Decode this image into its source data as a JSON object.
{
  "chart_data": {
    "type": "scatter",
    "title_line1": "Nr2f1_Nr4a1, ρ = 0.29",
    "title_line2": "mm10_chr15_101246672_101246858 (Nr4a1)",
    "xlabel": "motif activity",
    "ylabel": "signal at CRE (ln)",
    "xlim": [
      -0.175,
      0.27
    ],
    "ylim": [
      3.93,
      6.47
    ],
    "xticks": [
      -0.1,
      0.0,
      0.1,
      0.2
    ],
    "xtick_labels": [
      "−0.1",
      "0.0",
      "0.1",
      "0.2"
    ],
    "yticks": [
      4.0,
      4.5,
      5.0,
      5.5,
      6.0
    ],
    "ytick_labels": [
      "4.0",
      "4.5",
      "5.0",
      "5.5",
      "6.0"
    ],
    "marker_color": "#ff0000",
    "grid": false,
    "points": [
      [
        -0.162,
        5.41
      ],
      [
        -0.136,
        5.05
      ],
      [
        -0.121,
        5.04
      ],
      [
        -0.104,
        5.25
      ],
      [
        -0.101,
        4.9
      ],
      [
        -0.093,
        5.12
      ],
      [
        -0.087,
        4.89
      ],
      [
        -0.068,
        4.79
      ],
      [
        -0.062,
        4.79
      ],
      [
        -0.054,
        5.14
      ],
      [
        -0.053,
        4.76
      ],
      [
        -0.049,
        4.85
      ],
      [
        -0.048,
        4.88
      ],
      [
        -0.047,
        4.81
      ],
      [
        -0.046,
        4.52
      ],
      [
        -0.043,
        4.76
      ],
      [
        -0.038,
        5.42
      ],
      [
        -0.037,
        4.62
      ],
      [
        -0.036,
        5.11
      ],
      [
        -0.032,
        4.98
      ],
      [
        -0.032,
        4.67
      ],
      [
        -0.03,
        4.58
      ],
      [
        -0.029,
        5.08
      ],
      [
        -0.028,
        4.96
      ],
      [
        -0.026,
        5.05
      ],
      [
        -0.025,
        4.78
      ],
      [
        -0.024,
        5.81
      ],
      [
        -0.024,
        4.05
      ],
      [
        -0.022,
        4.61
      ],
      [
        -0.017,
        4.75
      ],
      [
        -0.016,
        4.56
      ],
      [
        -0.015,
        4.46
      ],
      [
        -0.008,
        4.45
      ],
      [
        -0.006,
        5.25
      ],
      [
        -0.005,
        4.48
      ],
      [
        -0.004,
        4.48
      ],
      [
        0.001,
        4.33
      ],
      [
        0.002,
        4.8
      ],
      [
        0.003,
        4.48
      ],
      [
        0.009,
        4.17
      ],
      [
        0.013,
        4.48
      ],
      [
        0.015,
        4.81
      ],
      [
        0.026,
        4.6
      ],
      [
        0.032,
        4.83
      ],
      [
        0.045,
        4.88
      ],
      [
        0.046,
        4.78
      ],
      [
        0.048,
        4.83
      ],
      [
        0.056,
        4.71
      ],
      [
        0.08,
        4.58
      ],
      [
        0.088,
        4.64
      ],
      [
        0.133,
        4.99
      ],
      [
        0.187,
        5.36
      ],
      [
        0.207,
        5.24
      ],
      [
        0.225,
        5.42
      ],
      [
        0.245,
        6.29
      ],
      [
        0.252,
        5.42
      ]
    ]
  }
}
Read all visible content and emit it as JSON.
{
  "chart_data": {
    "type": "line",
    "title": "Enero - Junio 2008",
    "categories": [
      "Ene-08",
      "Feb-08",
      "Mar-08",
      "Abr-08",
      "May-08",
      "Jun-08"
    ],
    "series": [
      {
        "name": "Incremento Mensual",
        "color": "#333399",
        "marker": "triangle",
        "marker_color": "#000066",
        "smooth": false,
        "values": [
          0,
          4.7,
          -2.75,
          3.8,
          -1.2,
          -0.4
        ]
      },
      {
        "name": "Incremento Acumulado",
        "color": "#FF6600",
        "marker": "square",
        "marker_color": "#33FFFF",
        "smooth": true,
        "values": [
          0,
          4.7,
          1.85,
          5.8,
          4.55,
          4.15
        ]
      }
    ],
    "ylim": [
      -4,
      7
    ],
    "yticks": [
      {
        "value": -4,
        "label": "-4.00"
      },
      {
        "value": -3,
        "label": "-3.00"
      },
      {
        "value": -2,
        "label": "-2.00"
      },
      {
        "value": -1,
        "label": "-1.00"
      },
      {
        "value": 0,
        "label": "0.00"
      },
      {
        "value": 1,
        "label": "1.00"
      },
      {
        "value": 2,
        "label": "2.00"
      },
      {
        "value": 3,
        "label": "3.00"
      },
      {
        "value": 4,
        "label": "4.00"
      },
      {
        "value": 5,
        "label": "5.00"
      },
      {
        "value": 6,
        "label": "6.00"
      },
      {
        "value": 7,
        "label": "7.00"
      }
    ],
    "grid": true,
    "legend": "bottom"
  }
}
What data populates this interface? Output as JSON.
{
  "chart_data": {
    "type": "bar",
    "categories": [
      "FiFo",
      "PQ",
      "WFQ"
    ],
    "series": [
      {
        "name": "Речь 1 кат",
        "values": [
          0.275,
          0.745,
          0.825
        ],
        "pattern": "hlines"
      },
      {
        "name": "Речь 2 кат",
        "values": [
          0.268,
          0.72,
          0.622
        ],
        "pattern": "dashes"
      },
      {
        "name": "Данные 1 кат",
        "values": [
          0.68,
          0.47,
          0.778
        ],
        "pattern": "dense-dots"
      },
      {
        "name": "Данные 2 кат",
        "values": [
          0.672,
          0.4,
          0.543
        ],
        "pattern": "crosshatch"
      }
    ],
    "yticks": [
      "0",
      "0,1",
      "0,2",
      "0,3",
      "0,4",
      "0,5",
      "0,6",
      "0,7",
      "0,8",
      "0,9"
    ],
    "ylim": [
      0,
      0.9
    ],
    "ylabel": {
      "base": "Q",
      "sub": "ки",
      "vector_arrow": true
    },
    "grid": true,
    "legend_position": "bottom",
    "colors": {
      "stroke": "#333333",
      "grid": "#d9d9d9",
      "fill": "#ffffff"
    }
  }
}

Work instructions
Go through the data and gather every line that holds "grid".

Answer to the task
    "grid": false,
    "grid": true,
    "grid": true,
      "grid": "#d9d9d9",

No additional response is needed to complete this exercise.